▶ [Required work]: Pick up the passage on government plans to cut working hours after its final sentence and continue the argument in the same voice.

▶ [Source excerpt]:
We don’t have an employment problem, but a productivity one: we produce about 16 per cent less than the rest of the G7 and 22 per cent less than the USA on the basis of GDP per hour worked. And the French experience suggests the cost of living for almost everything bar housing (already extortionate) would rise sharply, which rather brings into question the priority of cutting hours while not raising wages.

Anyway, where would those public sector workers and the money to pay them come from? Or will public services just be 20 per cent understaffed, or open shorter hours? In the private sector, are factories, warehouses, call centres, shops and restaurants expected to employ more people? Are the self-employed and small businesses to be prevented from working?

The difficulty of answering these questions is one reason for asking why it’s any of the government’s business to dictate how much people work, or to dictate precise terms and conditions – beyond those designed to prevent exploitation or ensure workplace safety – to businesses.

▶ [Supplied material]:

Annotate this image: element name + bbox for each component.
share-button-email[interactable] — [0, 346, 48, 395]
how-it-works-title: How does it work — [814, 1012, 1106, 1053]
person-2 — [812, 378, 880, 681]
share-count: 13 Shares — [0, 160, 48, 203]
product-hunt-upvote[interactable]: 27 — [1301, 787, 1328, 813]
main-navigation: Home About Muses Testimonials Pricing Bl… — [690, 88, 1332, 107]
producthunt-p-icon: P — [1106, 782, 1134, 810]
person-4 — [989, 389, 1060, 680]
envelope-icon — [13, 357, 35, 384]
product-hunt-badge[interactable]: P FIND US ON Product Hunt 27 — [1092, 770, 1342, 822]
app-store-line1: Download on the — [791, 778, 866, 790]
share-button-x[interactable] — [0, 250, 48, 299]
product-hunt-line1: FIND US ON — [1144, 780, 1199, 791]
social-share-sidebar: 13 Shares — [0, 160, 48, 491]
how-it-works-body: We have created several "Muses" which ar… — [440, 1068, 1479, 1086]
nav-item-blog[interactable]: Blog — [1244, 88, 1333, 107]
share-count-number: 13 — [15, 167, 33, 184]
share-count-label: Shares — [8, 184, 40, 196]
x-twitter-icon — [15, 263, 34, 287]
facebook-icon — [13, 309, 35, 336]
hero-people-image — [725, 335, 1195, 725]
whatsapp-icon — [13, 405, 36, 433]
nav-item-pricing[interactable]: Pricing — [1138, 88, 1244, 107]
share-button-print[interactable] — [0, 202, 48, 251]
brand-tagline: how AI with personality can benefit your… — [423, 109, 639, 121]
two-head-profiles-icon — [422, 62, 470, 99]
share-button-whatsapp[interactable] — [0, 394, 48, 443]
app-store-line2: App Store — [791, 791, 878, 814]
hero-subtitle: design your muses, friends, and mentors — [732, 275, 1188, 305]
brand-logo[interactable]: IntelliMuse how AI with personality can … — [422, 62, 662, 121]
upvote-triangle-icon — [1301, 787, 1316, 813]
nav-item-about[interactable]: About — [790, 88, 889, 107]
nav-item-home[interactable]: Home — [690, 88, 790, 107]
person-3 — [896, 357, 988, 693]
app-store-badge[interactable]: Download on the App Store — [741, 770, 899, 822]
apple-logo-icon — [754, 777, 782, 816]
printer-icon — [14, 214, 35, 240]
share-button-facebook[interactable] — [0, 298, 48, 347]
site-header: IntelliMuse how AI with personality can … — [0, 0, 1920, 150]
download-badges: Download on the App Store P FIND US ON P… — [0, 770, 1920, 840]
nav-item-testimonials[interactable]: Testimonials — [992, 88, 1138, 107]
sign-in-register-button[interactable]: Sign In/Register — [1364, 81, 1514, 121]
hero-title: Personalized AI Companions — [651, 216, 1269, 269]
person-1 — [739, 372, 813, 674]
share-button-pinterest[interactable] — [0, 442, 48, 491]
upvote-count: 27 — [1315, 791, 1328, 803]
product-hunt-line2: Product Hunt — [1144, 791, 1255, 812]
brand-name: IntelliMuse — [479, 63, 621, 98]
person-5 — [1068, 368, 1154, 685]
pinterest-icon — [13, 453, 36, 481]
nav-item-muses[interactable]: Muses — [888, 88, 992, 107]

▶ [Written response]:
Flexibility for those who want to choose their own hours and balance work and leisure is something the market already provides without government dictat – not least in the form of that great bogey of the Left, the zero-hours contract. And contrary to Mr McDonnell’s rhetoric, both job satisfaction and feeling they have the right work/life balance is higher among zero-hours workers than employees as a whole.

But Mr McDonnell would like to impose costs and government restrictions on private business, to create additional costs and restricted public services for the taxpayer, to prevent individuals from making their own choices, and to let trades unions dictate terms and conditions of employment.

We had something of the sort in the early 1970s, in the days of wage councils, the closed shop, widespread nationalisation, currency crises, state-mandated industrial policy, private sector pay caps and government held to ransom by hugely inflationary wage demands and constant industrial action, which was why we were known as “the sick man of Europe”. We actually had a three-day week in those days, but we didn’t like it much.